BEGIN SELECTED TEXT
Aonghus Clarke

Personal information
- Native name: Aonghus Ó Cléirigh (Irish)
- Born: 1993 (age 32–33) Castletown Geoghegan, County Westmeath, Ireland
- Height: 5 ft 10 in (178 cm)

Sport
- Sport: Hurling
- Position: Centre back

Club
- Years: Club
- Castletown Geoghegan

Club titles
- Westmeath titles: 4

Inter-county
- Years: County
- 2012-present: Westmeath

Inter-county titles
- Leinster titles: 0
- All-Irelands: 0
- NHL: 0
- All Stars: 0

= Aonghus Clarke =

Irish hurler

Aonghus Clarke (born 1993) is an Irish hurler. At club level he plays with Castletown Geoghegan and at inter-county level with the Westmeath senior hurling team.

==Career==

Clarke first played hurling to a high standard as a student at Coláiste Mhuire in Mullingar. He was part of the team that beat St Benildus College from Stillorgan by 1–18 to 1–04 to win the Leinster Colleges SBHC title in 2011.

At club level, Clarke began his career at juvenile and underage levels with Castletown Geoghegan and won numerous Westmeath MAHC and U21AHC titles. He subsequently progressed to adult level and won four Westmeath SHC medals between 2013 and 2024.

Clarke first played for Westmeath at inter-county level during a two-year tenure with the minor team team. He later progressed to the under-21 team but ended his underage career without success. Clarke was just out of the minor grade when he joined the senior team. His inter-county honours include three National Hurling League Division 2A medals, including two as team captain. Clarke also won a Joe McDonagh Cup medal in 2021.
END SELECTED TEXT
BEGIN SUPPLIED DATA
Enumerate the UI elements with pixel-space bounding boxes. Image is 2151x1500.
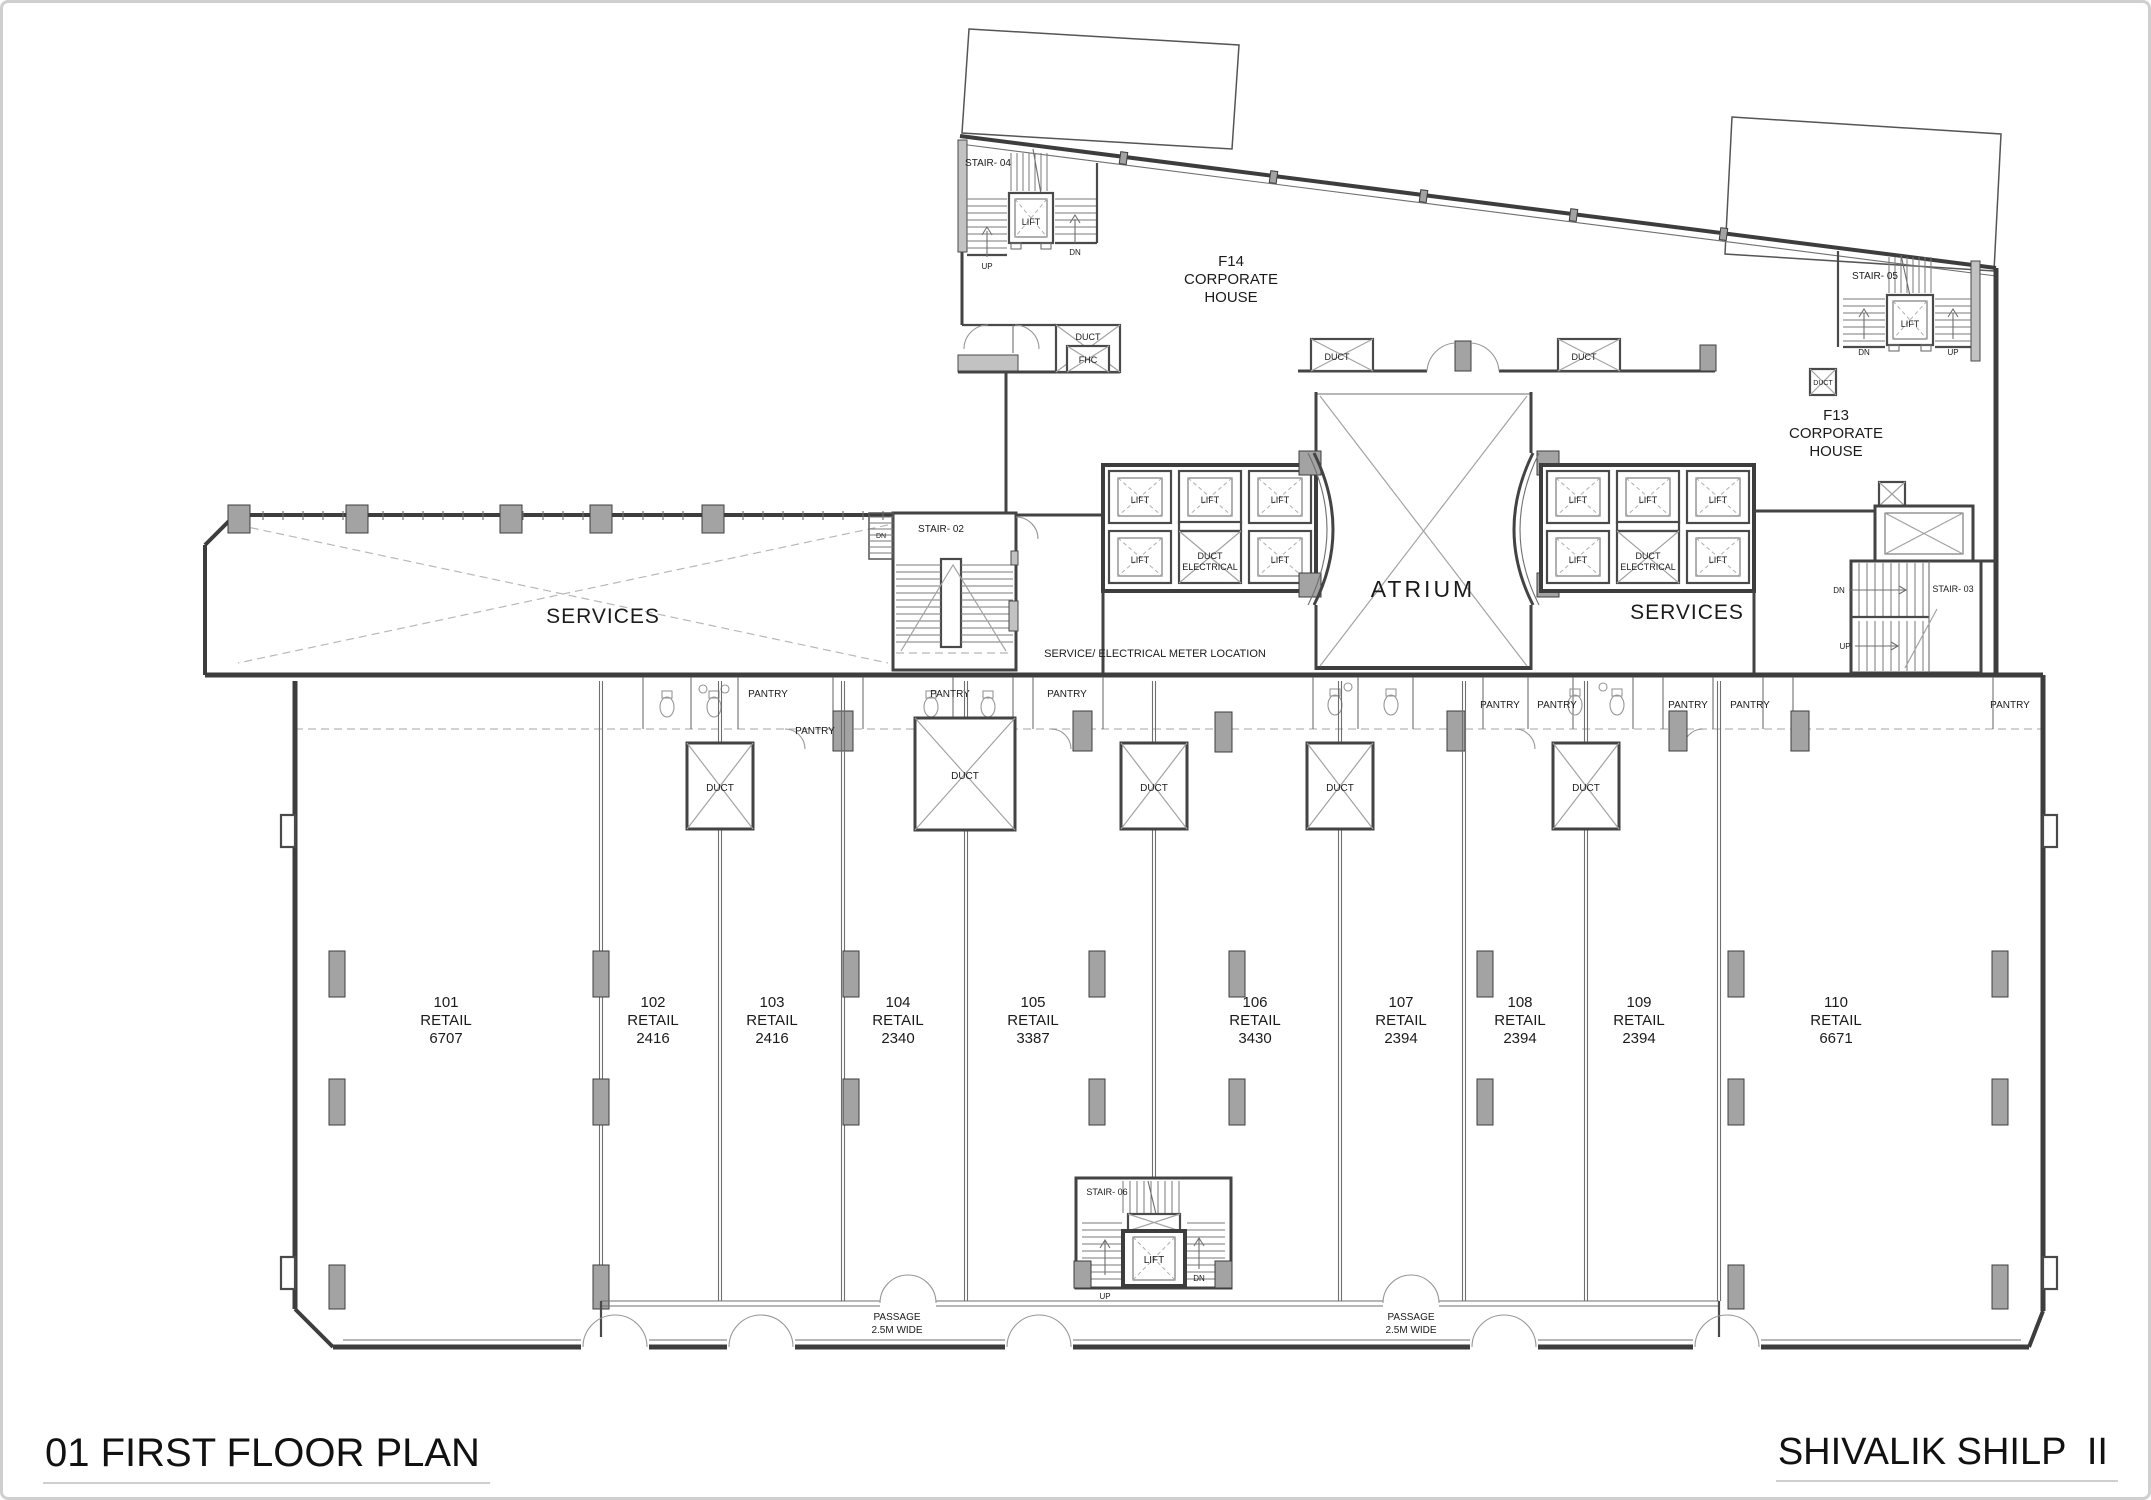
END SUPPLIED DATA
(EXERCISE OBJECTIVE):
Repeat word for word the part of the Aonghus Clarke article that starts at "Clarke first played for" and stops after "medal in 2021.".

(FINAL RESULT):
Clarke first played for Westmeath at inter-county level during a two-year tenure with the minor team team. He later progressed to the under-21 team but ended his underage career without success. Clarke was just out of the minor grade when he joined the senior team. His inter-county honours include three National Hurling League Division 2A medals, including two as team captain. Clarke also won a Joe McDonagh Cup medal in 2021.